▸ **INSTRUCTIONS FOR THE TASK**
Read through the data and count the lines that contain the string "this"; give only the result.
>> Begin
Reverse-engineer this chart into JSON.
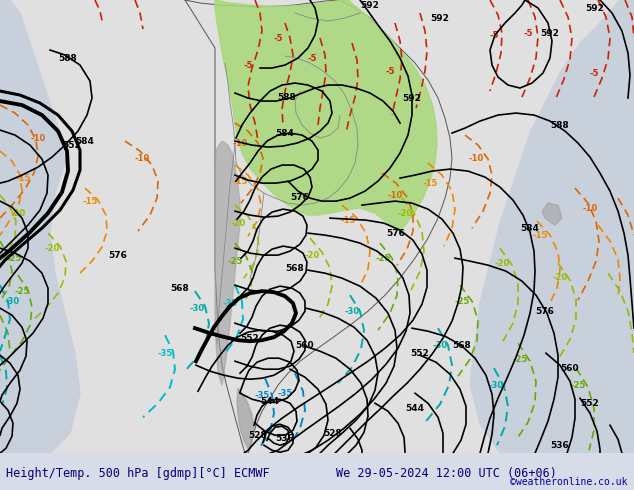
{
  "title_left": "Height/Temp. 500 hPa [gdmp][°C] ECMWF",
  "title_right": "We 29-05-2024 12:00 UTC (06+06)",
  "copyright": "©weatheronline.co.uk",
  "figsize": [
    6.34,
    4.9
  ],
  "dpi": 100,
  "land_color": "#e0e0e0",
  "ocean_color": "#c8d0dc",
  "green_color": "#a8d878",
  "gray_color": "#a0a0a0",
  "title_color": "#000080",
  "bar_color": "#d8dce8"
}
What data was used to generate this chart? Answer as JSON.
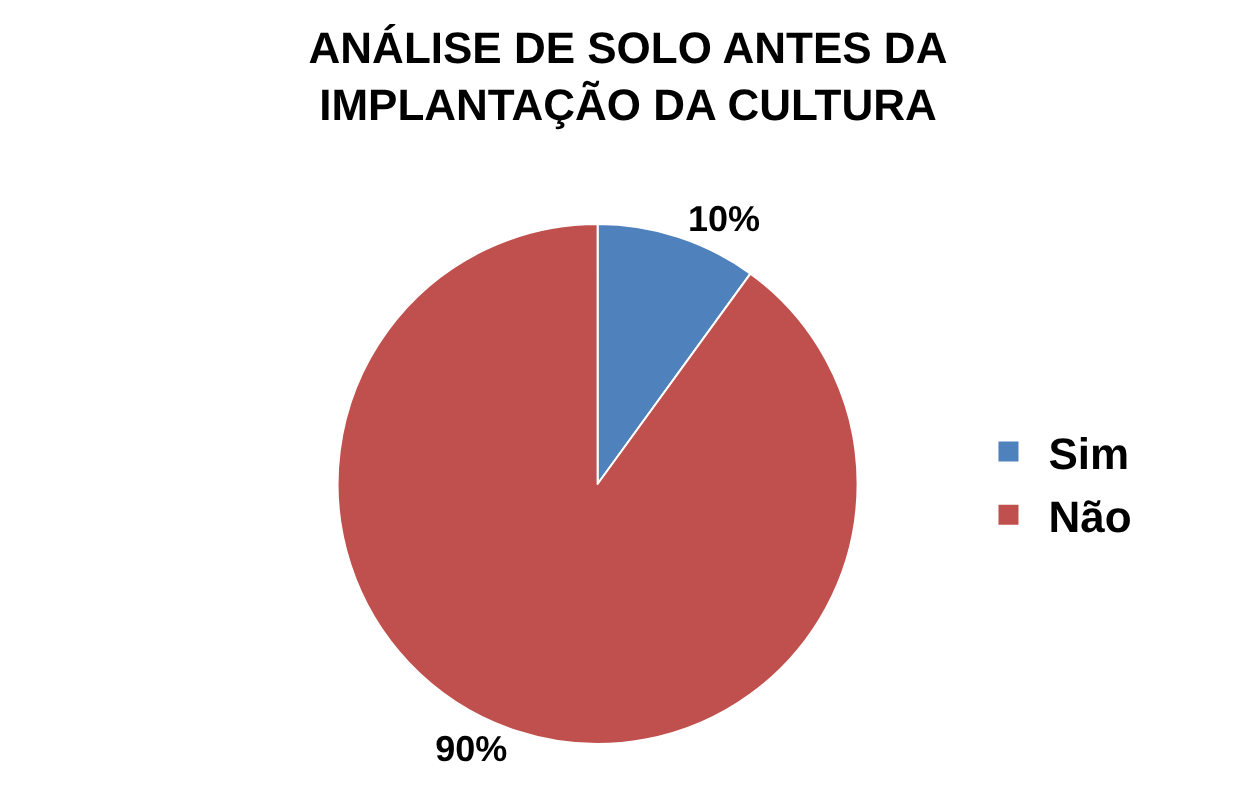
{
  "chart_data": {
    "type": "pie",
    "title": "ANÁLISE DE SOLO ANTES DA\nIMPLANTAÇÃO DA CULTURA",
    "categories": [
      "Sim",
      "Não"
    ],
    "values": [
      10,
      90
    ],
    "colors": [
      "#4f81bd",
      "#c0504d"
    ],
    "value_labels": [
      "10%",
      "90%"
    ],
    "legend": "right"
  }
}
>> End
▸ **FULL ANSWER**
2